[Data excerpts]
============
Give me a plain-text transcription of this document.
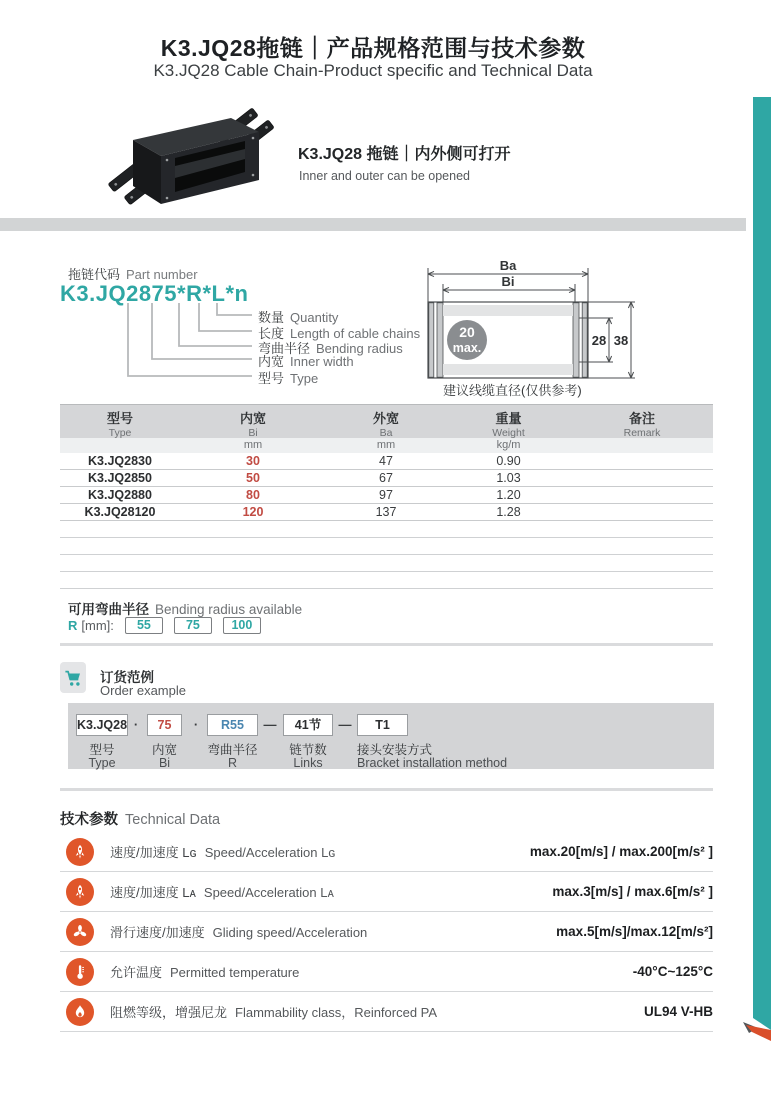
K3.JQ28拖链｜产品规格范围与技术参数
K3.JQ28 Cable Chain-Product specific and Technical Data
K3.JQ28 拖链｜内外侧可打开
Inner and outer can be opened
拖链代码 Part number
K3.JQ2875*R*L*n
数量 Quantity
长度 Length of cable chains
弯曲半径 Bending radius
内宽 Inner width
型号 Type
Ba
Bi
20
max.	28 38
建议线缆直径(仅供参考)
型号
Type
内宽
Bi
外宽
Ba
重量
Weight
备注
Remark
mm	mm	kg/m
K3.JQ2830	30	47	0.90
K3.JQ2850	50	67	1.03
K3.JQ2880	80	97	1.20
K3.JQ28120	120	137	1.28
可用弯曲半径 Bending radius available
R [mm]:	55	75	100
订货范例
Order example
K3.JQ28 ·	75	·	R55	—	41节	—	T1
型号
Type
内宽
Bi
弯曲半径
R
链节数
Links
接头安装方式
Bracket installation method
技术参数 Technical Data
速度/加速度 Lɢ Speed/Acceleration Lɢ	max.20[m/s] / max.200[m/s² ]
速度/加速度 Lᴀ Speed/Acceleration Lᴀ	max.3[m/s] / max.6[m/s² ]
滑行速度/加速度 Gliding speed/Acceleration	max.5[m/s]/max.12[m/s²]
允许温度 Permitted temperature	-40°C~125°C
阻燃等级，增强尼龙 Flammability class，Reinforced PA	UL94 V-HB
============
■ SHORT PROBLEM: Quote the records above exactly, leaving out any pictures.

■ ANSWER IN FULL:
Give me a plain-text transcription of this document.
K3.JQ28拖链｜产品规格范围与技术参数
K3.JQ28 Cable Chain-Product specific and Technical Data
K3.JQ28 拖链｜内外侧可打开
Inner and outer can be opened
拖链代码 Part number
K3.JQ2875*R*L*n
数量 Quantity
长度 Length of cable chains
弯曲半径 Bending radius
内宽 Inner width
型号 Type
Ba
Bi
20
max.	28 38
建议线缆直径(仅供参考)
型号
Type
内宽
Bi
外宽
Ba
重量
Weight
备注
Remark
mm	mm	kg/m
K3.JQ2830	30	47	0.90
K3.JQ2850	50	67	1.03
K3.JQ2880	80	97	1.20
K3.JQ28120	120	137	1.28
可用弯曲半径 Bending radius available
R [mm]:	55	75	100
订货范例
Order example
K3.JQ28 ·	75	·	R55	—	41节	—	T1
型号
Type
内宽
Bi
弯曲半径
R
链节数
Links
接头安装方式
Bracket installation method
技术参数 Technical Data
速度/加速度 Lɢ Speed/Acceleration Lɢ	max.20[m/s] / max.200[m/s² ]
速度/加速度 Lᴀ Speed/Acceleration Lᴀ	max.3[m/s] / max.6[m/s² ]
滑行速度/加速度 Gliding speed/Acceleration	max.5[m/s]/max.12[m/s²]
允许温度 Permitted temperature	-40°C~125°C
阻燃等级，增强尼龙 Flammability class，Reinforced PA	UL94 V-HB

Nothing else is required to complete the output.